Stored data
================================

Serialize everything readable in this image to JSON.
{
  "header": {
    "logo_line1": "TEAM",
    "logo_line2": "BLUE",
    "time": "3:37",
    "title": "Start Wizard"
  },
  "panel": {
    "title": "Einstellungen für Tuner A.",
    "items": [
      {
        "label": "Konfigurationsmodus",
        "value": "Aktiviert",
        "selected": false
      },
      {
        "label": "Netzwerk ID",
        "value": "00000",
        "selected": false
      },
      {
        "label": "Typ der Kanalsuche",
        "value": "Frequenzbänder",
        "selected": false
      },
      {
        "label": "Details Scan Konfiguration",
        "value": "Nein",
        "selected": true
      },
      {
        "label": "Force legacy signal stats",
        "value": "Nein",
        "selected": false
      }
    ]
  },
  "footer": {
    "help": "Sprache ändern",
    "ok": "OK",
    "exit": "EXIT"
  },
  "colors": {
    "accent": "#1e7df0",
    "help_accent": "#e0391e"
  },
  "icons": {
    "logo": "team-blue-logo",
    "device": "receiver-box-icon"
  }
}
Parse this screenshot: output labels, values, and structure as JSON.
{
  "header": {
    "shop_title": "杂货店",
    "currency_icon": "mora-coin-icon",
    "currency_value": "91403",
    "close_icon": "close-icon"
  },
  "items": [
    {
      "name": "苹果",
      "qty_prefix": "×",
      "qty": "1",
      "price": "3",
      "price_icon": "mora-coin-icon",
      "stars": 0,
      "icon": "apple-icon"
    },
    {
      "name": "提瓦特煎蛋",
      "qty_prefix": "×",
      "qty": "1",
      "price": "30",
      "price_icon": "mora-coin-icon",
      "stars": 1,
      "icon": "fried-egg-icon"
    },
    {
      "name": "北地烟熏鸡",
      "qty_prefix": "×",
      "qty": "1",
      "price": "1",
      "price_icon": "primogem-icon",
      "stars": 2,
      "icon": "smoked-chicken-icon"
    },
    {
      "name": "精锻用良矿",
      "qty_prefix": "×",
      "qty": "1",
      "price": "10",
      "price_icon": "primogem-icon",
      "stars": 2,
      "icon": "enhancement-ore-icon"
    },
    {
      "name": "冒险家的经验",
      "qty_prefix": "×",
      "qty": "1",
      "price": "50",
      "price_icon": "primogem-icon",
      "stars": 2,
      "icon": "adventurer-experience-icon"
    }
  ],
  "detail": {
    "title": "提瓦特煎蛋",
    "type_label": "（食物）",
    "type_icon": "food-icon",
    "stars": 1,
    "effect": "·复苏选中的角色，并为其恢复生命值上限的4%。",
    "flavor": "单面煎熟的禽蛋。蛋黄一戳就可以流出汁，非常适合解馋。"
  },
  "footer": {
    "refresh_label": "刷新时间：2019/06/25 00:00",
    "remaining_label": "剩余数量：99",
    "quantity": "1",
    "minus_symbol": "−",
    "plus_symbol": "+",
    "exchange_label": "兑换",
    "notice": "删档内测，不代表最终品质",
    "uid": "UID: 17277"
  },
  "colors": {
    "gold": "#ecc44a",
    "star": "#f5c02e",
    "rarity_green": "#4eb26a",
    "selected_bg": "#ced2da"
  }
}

================================

◆ Task goal: Write out the whole listing again. Match it word for word.

◆ Solution for this exercise:
Serialize everything readable in this image to JSON.
{
  "header": {
    "logo_line1": "TEAM",
    "logo_line2": "BLUE",
    "time": "3:37",
    "title": "Start Wizard"
  },
  "panel": {
    "title": "Einstellungen für Tuner A.",
    "items": [
      {
        "label": "Konfigurationsmodus",
        "value": "Aktiviert",
        "selected": false
      },
      {
        "label": "Netzwerk ID",
        "value": "00000",
        "selected": false
      },
      {
        "label": "Typ der Kanalsuche",
        "value": "Frequenzbänder",
        "selected": false
      },
      {
        "label": "Details Scan Konfiguration",
        "value": "Nein",
        "selected": true
      },
      {
        "label": "Force legacy signal stats",
        "value": "Nein",
        "selected": false
      }
    ]
  },
  "footer": {
    "help": "Sprache ändern",
    "ok": "OK",
    "exit": "EXIT"
  },
  "colors": {
    "accent": "#1e7df0",
    "help_accent": "#e0391e"
  },
  "icons": {
    "logo": "team-blue-logo",
    "device": "receiver-box-icon"
  }
}
Parse this screenshot: output labels, values, and structure as JSON.
{
  "header": {
    "shop_title": "杂货店",
    "currency_icon": "mora-coin-icon",
    "currency_value": "91403",
    "close_icon": "close-icon"
  },
  "items": [
    {
      "name": "苹果",
      "qty_prefix": "×",
      "qty": "1",
      "price": "3",
      "price_icon": "mora-coin-icon",
      "stars": 0,
      "icon": "apple-icon"
    },
    {
      "name": "提瓦特煎蛋",
      "qty_prefix": "×",
      "qty": "1",
      "price": "30",
      "price_icon": "mora-coin-icon",
      "stars": 1,
      "icon": "fried-egg-icon"
    },
    {
      "name": "北地烟熏鸡",
      "qty_prefix": "×",
      "qty": "1",
      "price": "1",
      "price_icon": "primogem-icon",
      "stars": 2,
      "icon": "smoked-chicken-icon"
    },
    {
      "name": "精锻用良矿",
      "qty_prefix": "×",
      "qty": "1",
      "price": "10",
      "price_icon": "primogem-icon",
      "stars": 2,
      "icon": "enhancement-ore-icon"
    },
    {
      "name": "冒险家的经验",
      "qty_prefix": "×",
      "qty": "1",
      "price": "50",
      "price_icon": "primogem-icon",
      "stars": 2,
      "icon": "adventurer-experience-icon"
    }
  ],
  "detail": {
    "title": "提瓦特煎蛋",
    "type_label": "（食物）",
    "type_icon": "food-icon",
    "stars": 1,
    "effect": "·复苏选中的角色，并为其恢复生命值上限的4%。",
    "flavor": "单面煎熟的禽蛋。蛋黄一戳就可以流出汁，非常适合解馋。"
  },
  "footer": {
    "refresh_label": "刷新时间：2019/06/25 00:00",
    "remaining_label": "剩余数量：99",
    "quantity": "1",
    "minus_symbol": "−",
    "plus_symbol": "+",
    "exchange_label": "兑换",
    "notice": "删档内测，不代表最终品质",
    "uid": "UID: 17277"
  },
  "colors": {
    "gold": "#ecc44a",
    "star": "#f5c02e",
    "rarity_green": "#4eb26a",
    "selected_bg": "#ced2da"
  }
}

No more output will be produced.